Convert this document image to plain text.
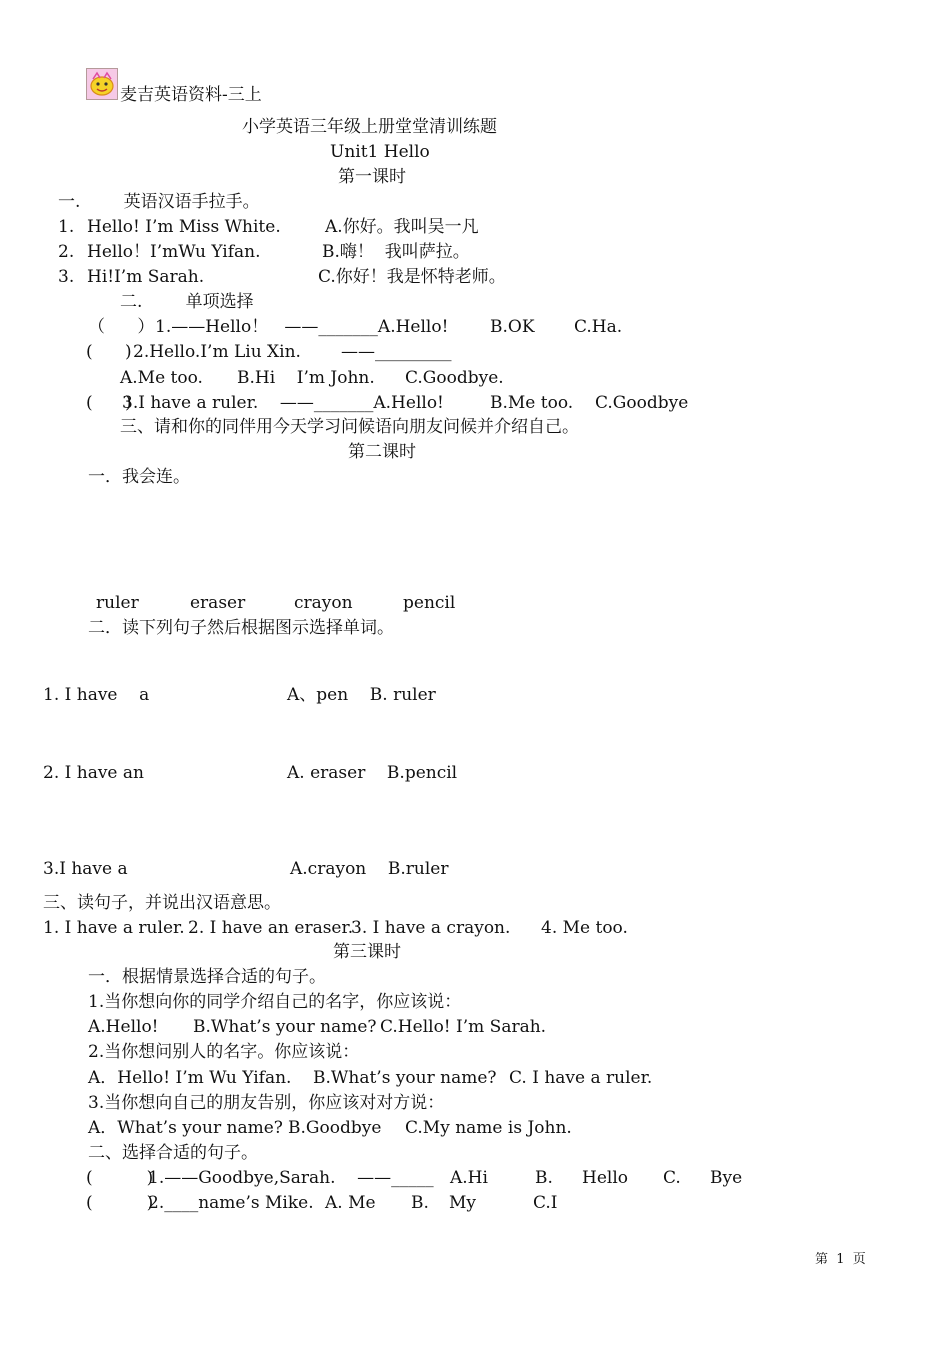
麦吉英语资料-三上
小学英语三年级上册堂堂清训练题
Unit1 Hello
第一课时
一.        英语汉语手拉手。
1. Hello! I’m Miss White.	A.你好。我叫吴一凡
2. Hello！I’mWu Yifan.	B.嗨！  我叫萨拉。
3. Hi!I’m Sarah.	C.你好！我是怀特老师。
二.        单项选择
（      ） 1.——Hello！   ——_______A.Hello! B.OK C.Ha.
(      ) 2.Hello.I’m Liu Xin. ——_________
A.Me too. B.Hi    I’m John. C.Goodbye.
(      )
3.I have a ruler.    ——_______A.Hello!	B.Me too. C.Goodbye
三、请和你的同伴用今天学习问候语向朋友问候并介绍自己。
第二课时
一．我会连。
ruler	eraser	crayon	pencil
二．读下列句子然后根据图示选择单词。
1. I have    a	A、pen    B. ruler
2. I have an	A. eraser    B.pencil
3.I have a	A.crayon    B.ruler
三、读句子，并说出汉语意思。
1. I have a ruler. 2. I have an eraser.
3. I have a crayon. 4. Me too.
第三课时
一．根据情景选择合适的句子。
1.当你想向你的同学介绍自己的名字，你应该说：
A.Hello! B.What’s your name? C.Hello! I’m Sarah.
2.当你想问别人的名字。你应该说：
A．Hello! I’m Wu Yifan. B.What’s your name? C. I have a ruler.
3.当你想向自己的朋友告别，你应该对对方说：
A．What’s your name? B.Goodbye C.My name is John.
二、选择合适的句子。
(          )
1.——Goodbye,Sarah.    ——_____ A.Hi	B. Hello C. Bye
(          )
2.____name’s Mike. A. Me B. My	C.I
第  1  页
--------------------------------------------------
Repeat the data exactly, dropping every picture it holds.

Convert this document image to plain text.
麦吉英语资料-三上
小学英语三年级上册堂堂清训练题
Unit1 Hello
第一课时
一.        英语汉语手拉手。
1. Hello! I’m Miss White.	A.你好。我叫吴一凡
2. Hello！I’mWu Yifan.	B.嗨！  我叫萨拉。
3. Hi!I’m Sarah.	C.你好！我是怀特老师。
二.        单项选择
（      ） 1.——Hello！   ——_______A.Hello! B.OK C.Ha.
(      ) 2.Hello.I’m Liu Xin. ——_________
A.Me too. B.Hi    I’m John. C.Goodbye.
(      )
3.I have a ruler.    ——_______A.Hello!	B.Me too. C.Goodbye
三、请和你的同伴用今天学习问候语向朋友问候并介绍自己。
第二课时
一．我会连。
ruler	eraser	crayon	pencil
二．读下列句子然后根据图示选择单词。
1. I have    a	A、pen    B. ruler
2. I have an	A. eraser    B.pencil
3.I have a	A.crayon    B.ruler
三、读句子，并说出汉语意思。
1. I have a ruler. 2. I have an eraser.
3. I have a crayon. 4. Me too.
第三课时
一．根据情景选择合适的句子。
1.当你想向你的同学介绍自己的名字，你应该说：
A.Hello! B.What’s your name? C.Hello! I’m Sarah.
2.当你想问别人的名字。你应该说：
A．Hello! I’m Wu Yifan. B.What’s your name? C. I have a ruler.
3.当你想向自己的朋友告别，你应该对对方说：
A．What’s your name? B.Goodbye C.My name is John.
二、选择合适的句子。
(          )
1.——Goodbye,Sarah.    ——_____ A.Hi	B. Hello C. Bye
(          )
2.____name’s Mike. A. Me B. My	C.I
第  1  页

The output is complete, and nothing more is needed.